▶ _Stored data_
*****
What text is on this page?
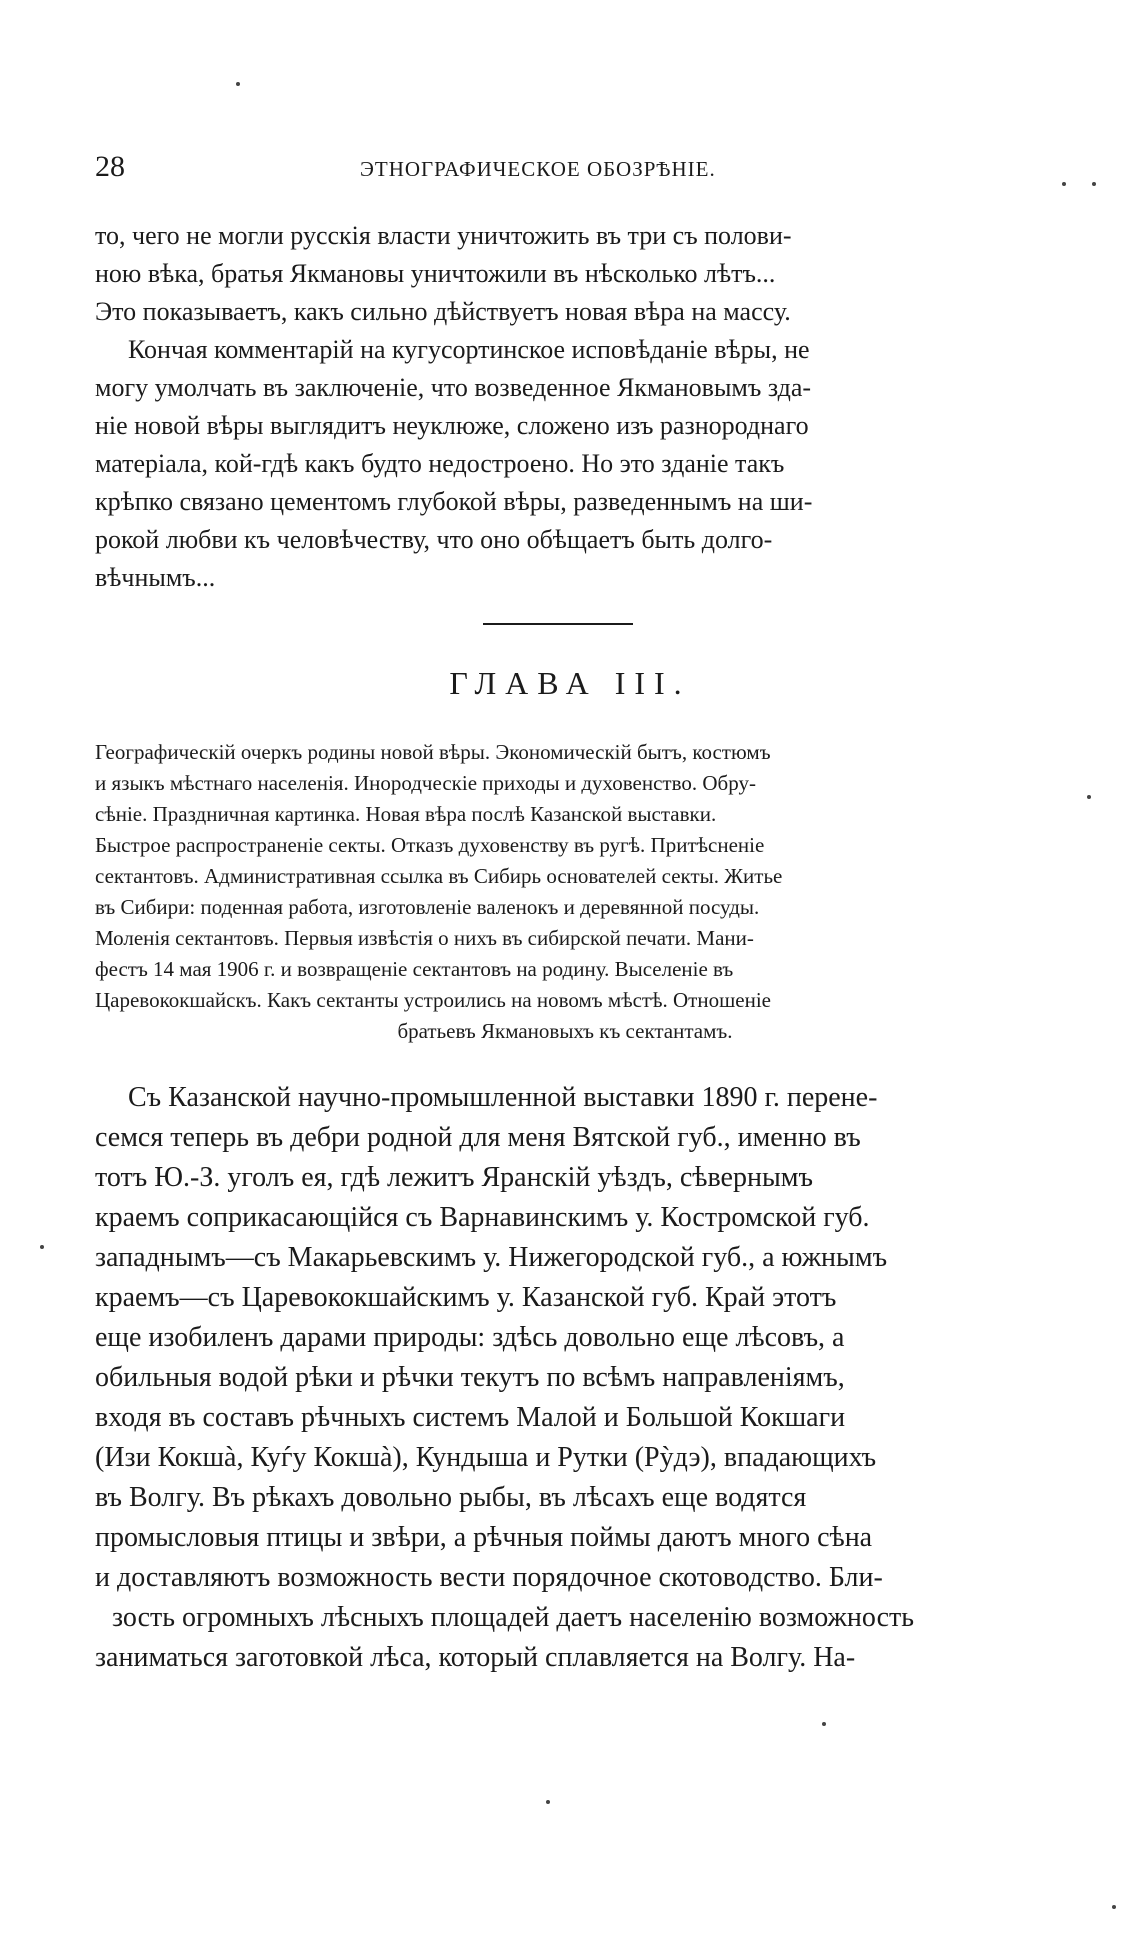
28	ЭТНОГРАФИЧЕСКОЕ ОБОЗРѢНІЕ.
то, чего не могли русскія власти уничтожить въ три съ полови-
ною вѣка, братья Якмановы уничтожили въ нѣсколько лѣтъ...
Это показываетъ, какъ сильно дѣйствуетъ новая вѣра на массу.
Кончая комментарій на кугусортинское исповѣданіе вѣры, не
могу умолчать въ заключеніе, что возведенное Якмановымъ зда-
ніе новой вѣры выглядитъ неуклюже, сложено изъ разнороднаго
матеріала, кой-гдѣ какъ будто недостроено. Но это зданіе такъ
крѣпко связано цементомъ глубокой вѣры, разведеннымъ на ши-
рокой любви къ человѣчеству, что оно обѣщаетъ быть долго-
вѣчнымъ...
ГЛАВА III.
Географическій очеркъ родины новой вѣры. Экономическій бытъ, костюмъ
и языкъ мѣстнаго населенія. Инородческіе приходы и духовенство. Обру-
сѣніе. Праздничная картинка. Новая вѣра послѣ Казанской выставки.
Быстрое распространеніе секты. Отказъ духовенству въ ругѣ. Притѣсненіе
сектантовъ. Административная ссылка въ Сибирь основателей секты. Житье
въ Сибири: поденная работа, изготовленіе валенокъ и деревянной посуды.
Моленія сектантовъ. Первыя извѣстія о нихъ въ сибирской печати. Мани-
фестъ 14 мая 1906 г. и возвращеніе сектантовъ на родину. Выселеніе въ
Царевококшайскъ. Какъ сектанты устроились на новомъ мѣстѣ. Отношеніе
братьевъ Якмановыхъ къ сектантамъ.
Съ Казанской научно-промышленной выставки 1890 г. перене-
семся теперь въ дебри родной для меня Вятской губ., именно въ
тотъ Ю.-З. уголъ ея, гдѣ лежитъ Яранскій уѣздъ, сѣвернымъ
краемъ соприкасающійся съ Варнавинскимъ у. Костромской губ.
западнымъ—съ Макарьевскимъ у. Нижегородской губ., а южнымъ
краемъ—съ Царевококшайскимъ у. Казанской губ. Край этотъ
еще изобиленъ дарами природы: здѣсь довольно еще лѣсовъ, а
обильныя водой рѣки и рѣчки текутъ по всѣмъ направленіямъ,
входя въ составъ рѣчныхъ системъ Малой и Большой Кокшаги
(Изи Кокшà, Куѓу Кокшà), Кундыша и Рутки (Рỳдэ), впадающихъ
въ Волгу. Въ рѣкахъ довольно рыбы, въ лѣсахъ еще водятся
промысловыя птицы и звѣри, а рѣчныя поймы даютъ много сѣна
и доставляютъ возможность вести порядочное скотоводство. Бли-
зость огромныхъ лѣсныхъ площадей даетъ населенію возможность
заниматься заготовкой лѣса, который сплавляется на Волгу. На-
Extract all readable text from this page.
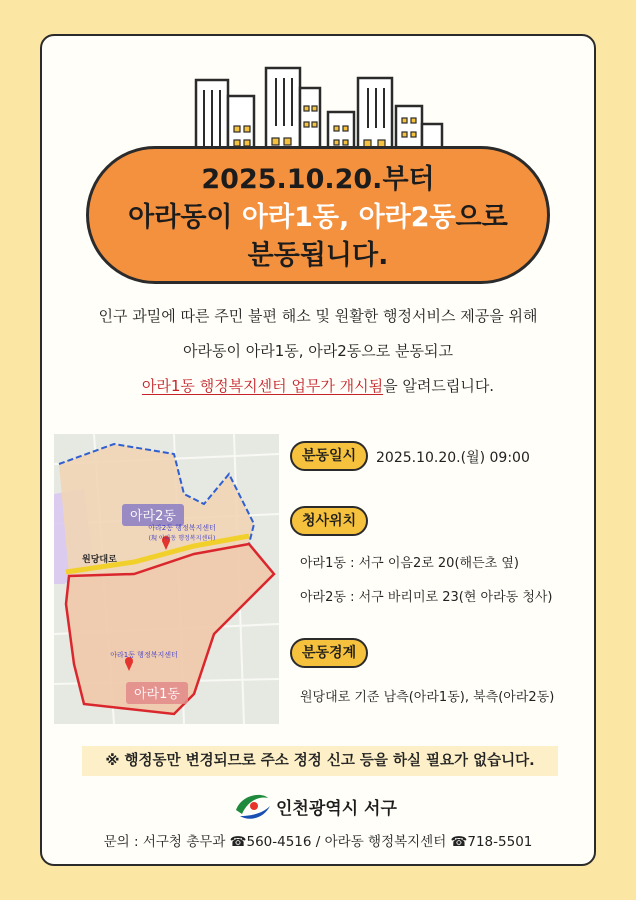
2025.10.20.부터
아라동이 아라1동, 아라2동으로
분동됩니다.
인구 과밀에 따른 주민 불편 해소 및 원활한 행정서비스 제공을 위해
아라동이 아라1동, 아라2동으로 분동되고
아라1동 행정복지센터 업무가 개시됨을 알려드립니다.
아라2동
아라1동
아라2동 행정복지센터
(現 아라동 행정복지센터)
아라1동 행정복지센터
원당대로
분동일시	2025.10.20.(월) 09:00
청사위치
아라1동 : 서구 이음2로 20(해든초 옆)
아라2동 : 서구 바리미로 23(현 아라동 청사)
분동경계
원당대로 기준 남측(아라1동), 북측(아라2동)
※ 행정동만 변경되므로 주소 정정 신고 등을 하실 필요가 없습니다.
인천광역시 서구
문의 : 서구청 총무과 ☎560-4516 / 아라동 행정복지센터 ☎718-5501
*****
▶ _Problem to work on_
Only the lines from the one containing "Extract all readable text from this page." through the last line of the entries above belong in the copy; reproduce them exactly and drop every picture.

▶ _Solution for this problem_
Extract all readable text from this page.
2025.10.20.부터
아라동이 아라1동, 아라2동으로
분동됩니다.
인구 과밀에 따른 주민 불편 해소 및 원활한 행정서비스 제공을 위해
아라동이 아라1동, 아라2동으로 분동되고
아라1동 행정복지센터 업무가 개시됨을 알려드립니다.
아라2동
아라1동
아라2동 행정복지센터
(現 아라동 행정복지센터)
아라1동 행정복지센터
원당대로
분동일시	2025.10.20.(월) 09:00
청사위치
아라1동 : 서구 이음2로 20(해든초 옆)
아라2동 : 서구 바리미로 23(현 아라동 청사)
분동경계
원당대로 기준 남측(아라1동), 북측(아라2동)
※ 행정동만 변경되므로 주소 정정 신고 등을 하실 필요가 없습니다.
인천광역시 서구
문의 : 서구청 총무과 ☎560-4516 / 아라동 행정복지센터 ☎718-5501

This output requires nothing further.